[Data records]
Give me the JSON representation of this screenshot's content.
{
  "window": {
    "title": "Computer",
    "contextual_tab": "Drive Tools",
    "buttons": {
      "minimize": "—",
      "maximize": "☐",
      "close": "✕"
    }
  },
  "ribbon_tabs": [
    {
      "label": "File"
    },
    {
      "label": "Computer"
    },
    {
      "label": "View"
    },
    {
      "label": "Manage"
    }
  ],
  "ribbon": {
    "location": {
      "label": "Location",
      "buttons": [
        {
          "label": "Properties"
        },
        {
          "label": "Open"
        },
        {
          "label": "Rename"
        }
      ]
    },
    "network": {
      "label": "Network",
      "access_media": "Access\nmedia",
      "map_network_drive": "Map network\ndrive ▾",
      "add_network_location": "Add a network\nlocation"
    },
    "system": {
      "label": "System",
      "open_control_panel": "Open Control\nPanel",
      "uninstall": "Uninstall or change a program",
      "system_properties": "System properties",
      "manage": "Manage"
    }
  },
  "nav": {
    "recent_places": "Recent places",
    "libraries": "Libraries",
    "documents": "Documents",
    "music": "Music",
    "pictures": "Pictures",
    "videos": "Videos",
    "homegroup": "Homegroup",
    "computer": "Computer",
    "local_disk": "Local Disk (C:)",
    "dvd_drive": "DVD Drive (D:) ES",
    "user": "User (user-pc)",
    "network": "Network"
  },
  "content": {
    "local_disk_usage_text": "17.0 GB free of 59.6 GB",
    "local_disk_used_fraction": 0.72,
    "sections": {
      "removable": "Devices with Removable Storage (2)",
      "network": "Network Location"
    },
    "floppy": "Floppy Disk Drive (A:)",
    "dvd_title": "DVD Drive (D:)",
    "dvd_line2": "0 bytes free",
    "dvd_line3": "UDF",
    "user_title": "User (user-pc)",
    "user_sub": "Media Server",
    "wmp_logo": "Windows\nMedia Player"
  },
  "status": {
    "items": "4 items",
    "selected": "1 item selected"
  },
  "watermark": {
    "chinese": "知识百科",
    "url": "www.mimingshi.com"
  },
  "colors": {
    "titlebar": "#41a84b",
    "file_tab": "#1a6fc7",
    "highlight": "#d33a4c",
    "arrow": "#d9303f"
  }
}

> _Required work_
Word for word, write out all of the data above.

> _Answer to the exercise_
Give me the JSON representation of this screenshot's content.
{
  "window": {
    "title": "Computer",
    "contextual_tab": "Drive Tools",
    "buttons": {
      "minimize": "—",
      "maximize": "☐",
      "close": "✕"
    }
  },
  "ribbon_tabs": [
    {
      "label": "File"
    },
    {
      "label": "Computer"
    },
    {
      "label": "View"
    },
    {
      "label": "Manage"
    }
  ],
  "ribbon": {
    "location": {
      "label": "Location",
      "buttons": [
        {
          "label": "Properties"
        },
        {
          "label": "Open"
        },
        {
          "label": "Rename"
        }
      ]
    },
    "network": {
      "label": "Network",
      "access_media": "Access\nmedia",
      "map_network_drive": "Map network\ndrive ▾",
      "add_network_location": "Add a network\nlocation"
    },
    "system": {
      "label": "System",
      "open_control_panel": "Open Control\nPanel",
      "uninstall": "Uninstall or change a program",
      "system_properties": "System properties",
      "manage": "Manage"
    }
  },
  "nav": {
    "recent_places": "Recent places",
    "libraries": "Libraries",
    "documents": "Documents",
    "music": "Music",
    "pictures": "Pictures",
    "videos": "Videos",
    "homegroup": "Homegroup",
    "computer": "Computer",
    "local_disk": "Local Disk (C:)",
    "dvd_drive": "DVD Drive (D:) ES",
    "user": "User (user-pc)",
    "network": "Network"
  },
  "content": {
    "local_disk_usage_text": "17.0 GB free of 59.6 GB",
    "local_disk_used_fraction": 0.72,
    "sections": {
      "removable": "Devices with Removable Storage (2)",
      "network": "Network Location"
    },
    "floppy": "Floppy Disk Drive (A:)",
    "dvd_title": "DVD Drive (D:)",
    "dvd_line2": "0 bytes free",
    "dvd_line3": "UDF",
    "user_title": "User (user-pc)",
    "user_sub": "Media Server",
    "wmp_logo": "Windows\nMedia Player"
  },
  "status": {
    "items": "4 items",
    "selected": "1 item selected"
  },
  "watermark": {
    "chinese": "知识百科",
    "url": "www.mimingshi.com"
  },
  "colors": {
    "titlebar": "#41a84b",
    "file_tab": "#1a6fc7",
    "highlight": "#d33a4c",
    "arrow": "#d9303f"
  }
}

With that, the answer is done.